─── Given data

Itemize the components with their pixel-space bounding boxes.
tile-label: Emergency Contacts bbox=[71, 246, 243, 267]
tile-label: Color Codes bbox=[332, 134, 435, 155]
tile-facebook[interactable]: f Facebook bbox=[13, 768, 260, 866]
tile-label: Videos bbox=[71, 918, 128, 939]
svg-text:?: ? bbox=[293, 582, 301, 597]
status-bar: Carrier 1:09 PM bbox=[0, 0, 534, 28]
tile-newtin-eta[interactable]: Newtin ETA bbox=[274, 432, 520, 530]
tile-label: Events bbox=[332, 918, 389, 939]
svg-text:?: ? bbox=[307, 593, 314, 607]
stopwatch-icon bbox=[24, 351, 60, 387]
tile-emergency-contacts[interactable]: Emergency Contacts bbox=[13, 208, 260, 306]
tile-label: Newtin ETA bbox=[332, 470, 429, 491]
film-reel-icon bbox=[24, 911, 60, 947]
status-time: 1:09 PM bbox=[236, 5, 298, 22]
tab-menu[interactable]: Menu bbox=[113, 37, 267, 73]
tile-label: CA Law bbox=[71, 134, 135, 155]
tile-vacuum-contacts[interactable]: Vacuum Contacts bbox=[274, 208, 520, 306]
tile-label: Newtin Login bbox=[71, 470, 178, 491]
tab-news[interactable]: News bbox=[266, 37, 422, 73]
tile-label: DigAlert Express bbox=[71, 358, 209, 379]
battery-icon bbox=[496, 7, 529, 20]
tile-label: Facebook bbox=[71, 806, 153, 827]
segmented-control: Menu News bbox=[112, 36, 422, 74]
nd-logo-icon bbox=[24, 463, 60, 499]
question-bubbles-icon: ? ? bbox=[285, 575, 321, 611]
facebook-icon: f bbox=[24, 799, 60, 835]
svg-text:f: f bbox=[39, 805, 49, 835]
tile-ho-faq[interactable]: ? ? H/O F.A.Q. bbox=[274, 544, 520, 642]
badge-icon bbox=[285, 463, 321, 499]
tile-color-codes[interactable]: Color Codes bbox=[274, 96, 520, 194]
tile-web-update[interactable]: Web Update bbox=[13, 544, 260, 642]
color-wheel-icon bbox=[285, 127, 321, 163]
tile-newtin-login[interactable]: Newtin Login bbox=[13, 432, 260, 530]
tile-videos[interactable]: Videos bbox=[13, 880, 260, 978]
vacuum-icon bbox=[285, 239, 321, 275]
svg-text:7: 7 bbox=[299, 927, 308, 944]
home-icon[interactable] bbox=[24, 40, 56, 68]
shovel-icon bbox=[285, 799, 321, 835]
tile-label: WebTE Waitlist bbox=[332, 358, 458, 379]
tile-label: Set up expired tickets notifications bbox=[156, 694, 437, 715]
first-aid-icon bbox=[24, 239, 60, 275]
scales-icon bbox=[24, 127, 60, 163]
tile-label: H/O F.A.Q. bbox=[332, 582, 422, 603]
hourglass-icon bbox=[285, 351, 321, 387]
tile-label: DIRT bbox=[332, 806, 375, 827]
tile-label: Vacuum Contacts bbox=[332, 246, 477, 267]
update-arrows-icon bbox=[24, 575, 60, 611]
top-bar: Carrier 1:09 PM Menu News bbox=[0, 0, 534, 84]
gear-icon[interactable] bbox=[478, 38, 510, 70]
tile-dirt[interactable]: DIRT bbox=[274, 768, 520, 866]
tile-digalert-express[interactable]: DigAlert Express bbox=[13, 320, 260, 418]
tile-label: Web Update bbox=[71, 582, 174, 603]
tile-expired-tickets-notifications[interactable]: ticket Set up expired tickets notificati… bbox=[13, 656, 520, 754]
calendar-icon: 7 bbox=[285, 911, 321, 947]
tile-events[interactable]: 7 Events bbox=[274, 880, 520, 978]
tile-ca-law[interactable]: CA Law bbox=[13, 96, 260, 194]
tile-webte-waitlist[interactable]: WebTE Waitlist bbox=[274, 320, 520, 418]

──────

**Written instruction**
Copy the material above word for word, from its first line through the line containing "tile-label: Events bbox=[332, 918, 389, 939]", including both.

**Response below**
Itemize the components with their pixel-space bounding boxes.
tile-label: Emergency Contacts bbox=[71, 246, 243, 267]
tile-label: Color Codes bbox=[332, 134, 435, 155]
tile-facebook[interactable]: f Facebook bbox=[13, 768, 260, 866]
tile-label: Videos bbox=[71, 918, 128, 939]
svg-text:?: ? bbox=[293, 582, 301, 597]
status-bar: Carrier 1:09 PM bbox=[0, 0, 534, 28]
tile-newtin-eta[interactable]: Newtin ETA bbox=[274, 432, 520, 530]
tile-label: Events bbox=[332, 918, 389, 939]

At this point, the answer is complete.